Produce a verbatim copy of the entries listed below.

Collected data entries
────────────────────────────────────────
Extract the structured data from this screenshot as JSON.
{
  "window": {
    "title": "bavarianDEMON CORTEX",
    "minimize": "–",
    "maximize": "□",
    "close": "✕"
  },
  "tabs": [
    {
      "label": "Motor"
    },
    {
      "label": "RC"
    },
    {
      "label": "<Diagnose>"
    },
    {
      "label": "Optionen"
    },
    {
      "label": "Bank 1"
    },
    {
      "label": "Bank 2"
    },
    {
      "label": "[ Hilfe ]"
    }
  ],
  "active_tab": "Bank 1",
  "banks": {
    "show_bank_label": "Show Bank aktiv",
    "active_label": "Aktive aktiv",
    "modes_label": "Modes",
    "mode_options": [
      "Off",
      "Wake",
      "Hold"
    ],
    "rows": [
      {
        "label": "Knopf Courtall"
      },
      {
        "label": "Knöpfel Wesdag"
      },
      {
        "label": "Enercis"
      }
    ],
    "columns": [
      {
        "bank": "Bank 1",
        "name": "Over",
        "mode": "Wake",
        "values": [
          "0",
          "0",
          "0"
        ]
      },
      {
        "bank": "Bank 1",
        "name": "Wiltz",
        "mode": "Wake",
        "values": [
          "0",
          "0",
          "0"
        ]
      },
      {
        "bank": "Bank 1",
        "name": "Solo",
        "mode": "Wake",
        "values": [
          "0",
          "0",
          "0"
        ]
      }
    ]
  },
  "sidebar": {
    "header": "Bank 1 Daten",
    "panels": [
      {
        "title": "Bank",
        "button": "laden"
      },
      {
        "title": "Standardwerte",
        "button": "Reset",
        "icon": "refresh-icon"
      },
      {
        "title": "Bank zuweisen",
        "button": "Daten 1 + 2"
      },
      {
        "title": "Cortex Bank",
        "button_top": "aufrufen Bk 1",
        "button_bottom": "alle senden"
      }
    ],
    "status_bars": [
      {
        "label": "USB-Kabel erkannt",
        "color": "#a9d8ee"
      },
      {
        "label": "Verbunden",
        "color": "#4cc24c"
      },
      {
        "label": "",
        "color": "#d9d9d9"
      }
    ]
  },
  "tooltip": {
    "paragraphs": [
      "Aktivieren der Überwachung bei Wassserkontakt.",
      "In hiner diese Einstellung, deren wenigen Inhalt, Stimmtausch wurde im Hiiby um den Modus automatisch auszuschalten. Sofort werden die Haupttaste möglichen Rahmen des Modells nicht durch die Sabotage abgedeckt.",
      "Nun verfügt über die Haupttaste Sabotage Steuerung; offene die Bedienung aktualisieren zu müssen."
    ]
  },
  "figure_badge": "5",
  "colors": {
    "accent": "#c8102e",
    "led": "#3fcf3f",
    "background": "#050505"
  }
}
────────────────────────────────────────
◆ **ANSWER IN FULL**
Extract the structured data from this screenshot as JSON.
{
  "window": {
    "title": "bavarianDEMON CORTEX",
    "minimize": "–",
    "maximize": "□",
    "close": "✕"
  },
  "tabs": [
    {
      "label": "Motor"
    },
    {
      "label": "RC"
    },
    {
      "label": "<Diagnose>"
    },
    {
      "label": "Optionen"
    },
    {
      "label": "Bank 1"
    },
    {
      "label": "Bank 2"
    },
    {
      "label": "[ Hilfe ]"
    }
  ],
  "active_tab": "Bank 1",
  "banks": {
    "show_bank_label": "Show Bank aktiv",
    "active_label": "Aktive aktiv",
    "modes_label": "Modes",
    "mode_options": [
      "Off",
      "Wake",
      "Hold"
    ],
    "rows": [
      {
        "label": "Knopf Courtall"
      },
      {
        "label": "Knöpfel Wesdag"
      },
      {
        "label": "Enercis"
      }
    ],
    "columns": [
      {
        "bank": "Bank 1",
        "name": "Over",
        "mode": "Wake",
        "values": [
          "0",
          "0",
          "0"
        ]
      },
      {
        "bank": "Bank 1",
        "name": "Wiltz",
        "mode": "Wake",
        "values": [
          "0",
          "0",
          "0"
        ]
      },
      {
        "bank": "Bank 1",
        "name": "Solo",
        "mode": "Wake",
        "values": [
          "0",
          "0",
          "0"
        ]
      }
    ]
  },
  "sidebar": {
    "header": "Bank 1 Daten",
    "panels": [
      {
        "title": "Bank",
        "button": "laden"
      },
      {
        "title": "Standardwerte",
        "button": "Reset",
        "icon": "refresh-icon"
      },
      {
        "title": "Bank zuweisen",
        "button": "Daten 1 + 2"
      },
      {
        "title": "Cortex Bank",
        "button_top": "aufrufen Bk 1",
        "button_bottom": "alle senden"
      }
    ],
    "status_bars": [
      {
        "label": "USB-Kabel erkannt",
        "color": "#a9d8ee"
      },
      {
        "label": "Verbunden",
        "color": "#4cc24c"
      },
      {
        "label": "",
        "color": "#d9d9d9"
      }
    ]
  },
  "tooltip": {
    "paragraphs": [
      "Aktivieren der Überwachung bei Wassserkontakt.",
      "In hiner diese Einstellung, deren wenigen Inhalt, Stimmtausch wurde im Hiiby um den Modus automatisch auszuschalten. Sofort werden die Haupttaste möglichen Rahmen des Modells nicht durch die Sabotage abgedeckt.",
      "Nun verfügt über die Haupttaste Sabotage Steuerung; offene die Bedienung aktualisieren zu müssen."
    ]
  },
  "figure_badge": "5",
  "colors": {
    "accent": "#c8102e",
    "led": "#3fcf3f",
    "background": "#050505"
  }
}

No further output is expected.